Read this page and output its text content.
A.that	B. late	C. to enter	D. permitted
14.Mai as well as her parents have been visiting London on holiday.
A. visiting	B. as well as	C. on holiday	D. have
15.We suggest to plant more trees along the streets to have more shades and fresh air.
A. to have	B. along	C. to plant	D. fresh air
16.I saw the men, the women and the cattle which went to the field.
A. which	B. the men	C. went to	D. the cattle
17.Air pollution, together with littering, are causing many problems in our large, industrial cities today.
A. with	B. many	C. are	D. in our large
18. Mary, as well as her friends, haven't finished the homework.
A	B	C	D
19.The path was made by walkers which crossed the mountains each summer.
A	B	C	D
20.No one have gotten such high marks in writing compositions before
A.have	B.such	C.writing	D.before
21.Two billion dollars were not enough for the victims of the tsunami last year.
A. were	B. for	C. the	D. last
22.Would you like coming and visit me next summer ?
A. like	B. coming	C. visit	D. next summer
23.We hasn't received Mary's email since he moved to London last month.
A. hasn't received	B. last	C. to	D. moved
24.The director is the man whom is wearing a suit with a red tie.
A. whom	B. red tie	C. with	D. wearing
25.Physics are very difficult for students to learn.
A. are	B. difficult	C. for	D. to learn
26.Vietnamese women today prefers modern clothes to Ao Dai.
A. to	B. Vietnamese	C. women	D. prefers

• • • • • • •

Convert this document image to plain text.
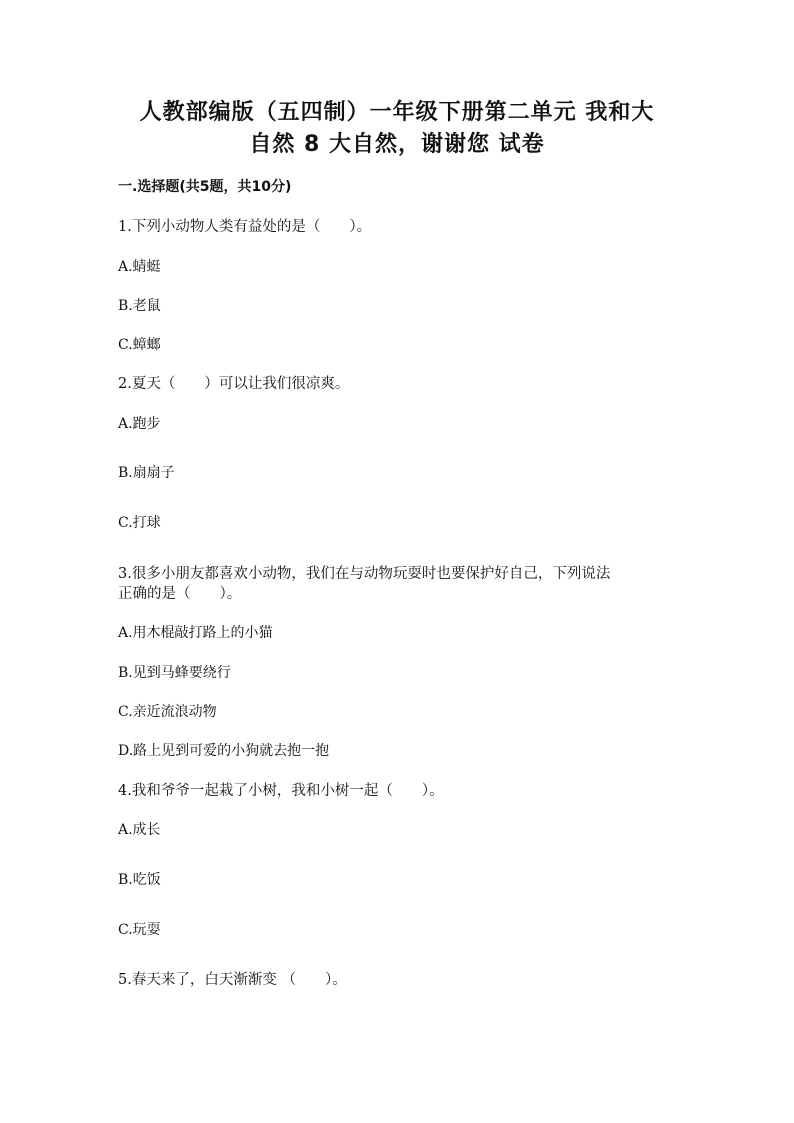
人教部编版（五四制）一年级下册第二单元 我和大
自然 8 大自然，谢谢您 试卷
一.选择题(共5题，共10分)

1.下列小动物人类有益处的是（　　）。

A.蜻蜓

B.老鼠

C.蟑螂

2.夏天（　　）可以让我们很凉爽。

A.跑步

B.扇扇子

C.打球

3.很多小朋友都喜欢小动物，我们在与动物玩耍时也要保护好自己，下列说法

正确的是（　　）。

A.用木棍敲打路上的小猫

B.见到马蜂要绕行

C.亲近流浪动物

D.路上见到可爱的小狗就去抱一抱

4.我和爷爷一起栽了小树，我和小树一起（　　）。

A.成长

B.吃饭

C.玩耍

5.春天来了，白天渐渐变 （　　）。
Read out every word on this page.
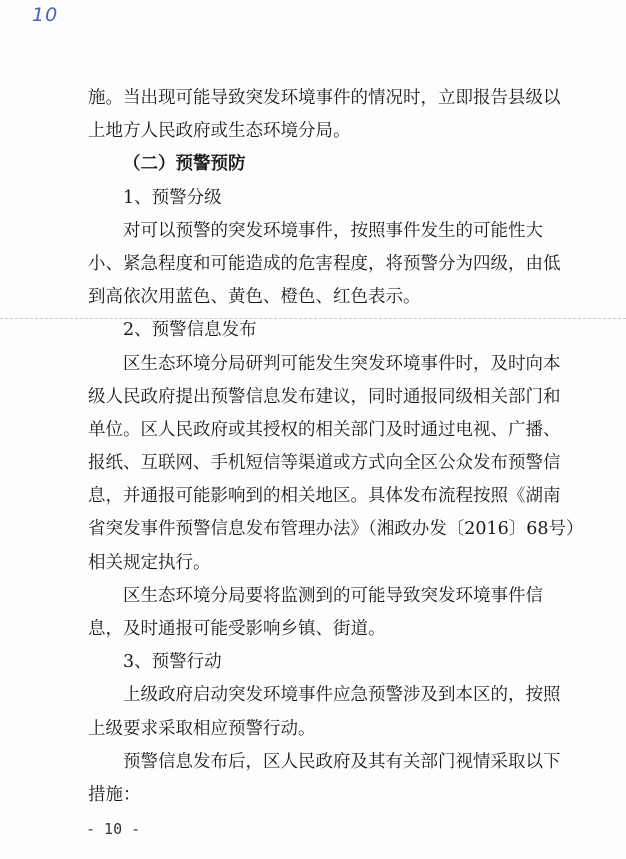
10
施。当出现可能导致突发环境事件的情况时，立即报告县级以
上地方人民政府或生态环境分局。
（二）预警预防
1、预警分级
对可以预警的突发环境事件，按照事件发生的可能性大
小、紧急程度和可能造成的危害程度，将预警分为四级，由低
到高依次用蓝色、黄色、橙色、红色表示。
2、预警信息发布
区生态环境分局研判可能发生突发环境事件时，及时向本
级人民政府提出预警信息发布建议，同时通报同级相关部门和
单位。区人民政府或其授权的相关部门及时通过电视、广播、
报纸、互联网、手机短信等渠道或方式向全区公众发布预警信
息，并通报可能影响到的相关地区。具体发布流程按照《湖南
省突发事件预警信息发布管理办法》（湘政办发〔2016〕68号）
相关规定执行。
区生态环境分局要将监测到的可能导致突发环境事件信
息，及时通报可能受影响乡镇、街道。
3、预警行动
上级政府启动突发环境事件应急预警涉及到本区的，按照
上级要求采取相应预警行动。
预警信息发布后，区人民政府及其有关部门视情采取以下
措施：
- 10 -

• • • • • • •

> **THE REQUEST**
Copy out the lines that hold "were".

> **REPLY**
21.Two billion dollars were not enough for the victims of the tsunami last year.
A. were	B. for	C. the	D. last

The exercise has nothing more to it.